───── SUPPLIED DATA ─────
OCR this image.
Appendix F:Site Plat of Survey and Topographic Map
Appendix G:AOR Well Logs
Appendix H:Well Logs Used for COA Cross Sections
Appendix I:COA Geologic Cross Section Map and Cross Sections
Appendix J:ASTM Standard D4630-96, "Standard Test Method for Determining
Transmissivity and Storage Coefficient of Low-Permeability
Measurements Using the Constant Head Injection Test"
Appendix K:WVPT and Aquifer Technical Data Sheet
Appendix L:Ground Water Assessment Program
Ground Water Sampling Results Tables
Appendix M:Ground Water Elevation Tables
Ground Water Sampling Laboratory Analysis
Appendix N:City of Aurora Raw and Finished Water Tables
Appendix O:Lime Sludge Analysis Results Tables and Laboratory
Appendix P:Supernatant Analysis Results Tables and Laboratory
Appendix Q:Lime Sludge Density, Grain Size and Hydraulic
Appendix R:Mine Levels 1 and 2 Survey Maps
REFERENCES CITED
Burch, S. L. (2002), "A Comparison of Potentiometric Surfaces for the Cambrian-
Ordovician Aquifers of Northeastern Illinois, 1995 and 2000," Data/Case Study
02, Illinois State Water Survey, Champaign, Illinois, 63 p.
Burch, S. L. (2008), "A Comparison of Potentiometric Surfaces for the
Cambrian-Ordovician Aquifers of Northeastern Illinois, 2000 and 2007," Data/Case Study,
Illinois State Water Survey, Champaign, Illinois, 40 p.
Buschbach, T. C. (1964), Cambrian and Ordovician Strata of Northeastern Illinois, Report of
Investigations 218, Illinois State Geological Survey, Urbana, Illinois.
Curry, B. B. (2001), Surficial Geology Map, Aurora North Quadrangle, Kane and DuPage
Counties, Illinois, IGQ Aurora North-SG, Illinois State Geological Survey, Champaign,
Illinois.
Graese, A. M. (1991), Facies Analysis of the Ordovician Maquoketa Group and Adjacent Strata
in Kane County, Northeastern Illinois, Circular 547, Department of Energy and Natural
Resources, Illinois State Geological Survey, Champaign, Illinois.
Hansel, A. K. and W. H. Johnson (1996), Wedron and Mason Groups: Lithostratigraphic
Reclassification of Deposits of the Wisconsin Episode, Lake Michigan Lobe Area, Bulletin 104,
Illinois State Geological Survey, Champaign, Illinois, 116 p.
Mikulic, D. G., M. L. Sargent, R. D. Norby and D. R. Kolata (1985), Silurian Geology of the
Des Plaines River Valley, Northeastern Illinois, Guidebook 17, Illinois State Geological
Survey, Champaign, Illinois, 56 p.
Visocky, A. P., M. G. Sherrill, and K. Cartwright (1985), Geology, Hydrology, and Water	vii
─────
TASK —
Wherever a line in the data above holds "Results", copy that line.

FINISHED ANSWER —
Ground Water Sampling Results Tables
Appendix O:Lime Sludge Analysis Results Tables and Laboratory
Appendix P:Supernatant Analysis Results Tables and Laboratory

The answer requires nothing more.